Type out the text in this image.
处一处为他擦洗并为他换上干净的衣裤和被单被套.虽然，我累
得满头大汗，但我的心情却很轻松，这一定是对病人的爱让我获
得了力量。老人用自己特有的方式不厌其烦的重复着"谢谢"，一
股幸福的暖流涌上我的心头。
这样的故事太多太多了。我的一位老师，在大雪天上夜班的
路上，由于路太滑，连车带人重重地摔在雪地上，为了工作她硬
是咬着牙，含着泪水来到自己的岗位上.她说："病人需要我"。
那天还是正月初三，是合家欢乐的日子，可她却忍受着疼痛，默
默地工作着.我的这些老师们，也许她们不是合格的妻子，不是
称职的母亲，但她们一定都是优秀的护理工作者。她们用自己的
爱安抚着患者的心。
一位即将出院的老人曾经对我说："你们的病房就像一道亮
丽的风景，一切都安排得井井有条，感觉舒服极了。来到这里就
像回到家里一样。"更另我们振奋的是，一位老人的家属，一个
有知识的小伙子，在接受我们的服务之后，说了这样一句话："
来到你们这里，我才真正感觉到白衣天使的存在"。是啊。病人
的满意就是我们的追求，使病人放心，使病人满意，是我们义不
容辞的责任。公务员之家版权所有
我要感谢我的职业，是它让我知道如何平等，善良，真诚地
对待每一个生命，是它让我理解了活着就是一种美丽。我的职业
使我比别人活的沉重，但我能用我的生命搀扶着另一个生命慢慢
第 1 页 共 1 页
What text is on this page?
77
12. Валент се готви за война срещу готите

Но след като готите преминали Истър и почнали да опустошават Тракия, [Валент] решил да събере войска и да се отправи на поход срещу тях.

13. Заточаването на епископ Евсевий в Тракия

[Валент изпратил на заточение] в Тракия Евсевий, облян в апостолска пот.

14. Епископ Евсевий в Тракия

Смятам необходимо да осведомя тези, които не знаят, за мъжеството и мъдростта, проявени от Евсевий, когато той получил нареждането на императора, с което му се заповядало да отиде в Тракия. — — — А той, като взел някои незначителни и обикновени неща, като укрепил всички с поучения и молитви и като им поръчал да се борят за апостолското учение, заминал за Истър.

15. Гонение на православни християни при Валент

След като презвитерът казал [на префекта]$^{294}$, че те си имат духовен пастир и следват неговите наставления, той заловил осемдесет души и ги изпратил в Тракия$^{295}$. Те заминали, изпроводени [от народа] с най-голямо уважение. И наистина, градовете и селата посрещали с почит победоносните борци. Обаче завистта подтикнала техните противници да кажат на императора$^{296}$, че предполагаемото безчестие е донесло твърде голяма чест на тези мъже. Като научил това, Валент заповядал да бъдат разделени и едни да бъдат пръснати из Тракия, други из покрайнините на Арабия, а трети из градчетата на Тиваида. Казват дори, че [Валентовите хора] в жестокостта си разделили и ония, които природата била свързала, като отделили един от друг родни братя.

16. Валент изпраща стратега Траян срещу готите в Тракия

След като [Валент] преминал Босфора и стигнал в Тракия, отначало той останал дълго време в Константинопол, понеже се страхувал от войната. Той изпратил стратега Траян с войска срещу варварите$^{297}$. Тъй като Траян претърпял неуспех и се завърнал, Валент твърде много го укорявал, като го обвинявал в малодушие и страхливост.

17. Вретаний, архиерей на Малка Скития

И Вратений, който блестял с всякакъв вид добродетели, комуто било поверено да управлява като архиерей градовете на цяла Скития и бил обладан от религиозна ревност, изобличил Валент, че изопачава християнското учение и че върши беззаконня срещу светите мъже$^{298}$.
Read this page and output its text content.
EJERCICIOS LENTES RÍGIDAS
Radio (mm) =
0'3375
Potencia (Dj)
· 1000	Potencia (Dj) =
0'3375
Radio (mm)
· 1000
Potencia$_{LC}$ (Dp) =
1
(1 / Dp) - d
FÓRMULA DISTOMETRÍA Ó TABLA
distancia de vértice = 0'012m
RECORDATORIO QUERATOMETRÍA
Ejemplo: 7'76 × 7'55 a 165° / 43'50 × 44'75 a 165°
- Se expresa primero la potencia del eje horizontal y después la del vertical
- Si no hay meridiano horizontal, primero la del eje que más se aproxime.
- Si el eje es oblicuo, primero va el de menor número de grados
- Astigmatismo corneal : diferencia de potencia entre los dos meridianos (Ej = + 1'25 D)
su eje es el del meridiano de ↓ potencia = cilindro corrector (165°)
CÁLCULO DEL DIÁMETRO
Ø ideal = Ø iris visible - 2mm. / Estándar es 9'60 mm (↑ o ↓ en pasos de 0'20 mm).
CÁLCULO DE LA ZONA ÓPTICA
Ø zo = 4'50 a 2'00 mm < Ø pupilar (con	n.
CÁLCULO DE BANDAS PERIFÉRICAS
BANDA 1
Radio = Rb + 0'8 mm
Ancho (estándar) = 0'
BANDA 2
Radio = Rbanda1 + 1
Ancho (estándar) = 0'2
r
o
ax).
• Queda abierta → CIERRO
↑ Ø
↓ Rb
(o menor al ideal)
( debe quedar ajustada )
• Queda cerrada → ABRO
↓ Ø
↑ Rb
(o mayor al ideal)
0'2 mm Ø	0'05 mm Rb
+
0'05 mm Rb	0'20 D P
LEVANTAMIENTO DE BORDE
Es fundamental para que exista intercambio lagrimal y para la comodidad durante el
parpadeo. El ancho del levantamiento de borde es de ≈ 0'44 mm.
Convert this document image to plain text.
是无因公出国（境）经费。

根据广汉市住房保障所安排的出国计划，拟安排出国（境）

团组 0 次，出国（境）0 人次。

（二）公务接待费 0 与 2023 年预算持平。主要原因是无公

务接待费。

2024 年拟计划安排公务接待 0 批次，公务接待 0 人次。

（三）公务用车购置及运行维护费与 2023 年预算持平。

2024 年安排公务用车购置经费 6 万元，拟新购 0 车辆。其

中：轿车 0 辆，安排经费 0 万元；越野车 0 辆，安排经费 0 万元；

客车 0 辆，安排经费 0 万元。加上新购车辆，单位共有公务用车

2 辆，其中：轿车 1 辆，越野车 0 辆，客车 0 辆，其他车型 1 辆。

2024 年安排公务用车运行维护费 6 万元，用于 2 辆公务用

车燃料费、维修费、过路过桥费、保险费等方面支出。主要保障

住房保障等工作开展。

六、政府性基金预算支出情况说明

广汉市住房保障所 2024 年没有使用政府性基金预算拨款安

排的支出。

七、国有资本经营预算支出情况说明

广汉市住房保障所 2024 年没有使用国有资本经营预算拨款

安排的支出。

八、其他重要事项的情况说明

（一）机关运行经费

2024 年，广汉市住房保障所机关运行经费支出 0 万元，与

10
================================
THE TASK >> In the entries above, find each line with the word "учение" and show it.

SOLUTION FOR THIS EXERCISE >>
Смятам необходимо да осведомя тези, които не знаят, за мъжеството и мъдростта, проявени от Евсевий, когато той получил нареждането на императора, с което му се заповядало да отиде в Тракия. — — — А той, като взел някои незначителни и обикновени неща, като укрепил всички с поучения и молитви и като им поръчал да се борят за апостолското учение, заминал за Истър.
И Вратений, който блестял с всякакъв вид добродетели, комуто било поверено да управлява като архиерей градовете на цяла Скития и бил обладан от религиозна ревност, изобличил Валент, че изопачава християнското учение и че върши беззаконня срещу светите мъже$^{298}$.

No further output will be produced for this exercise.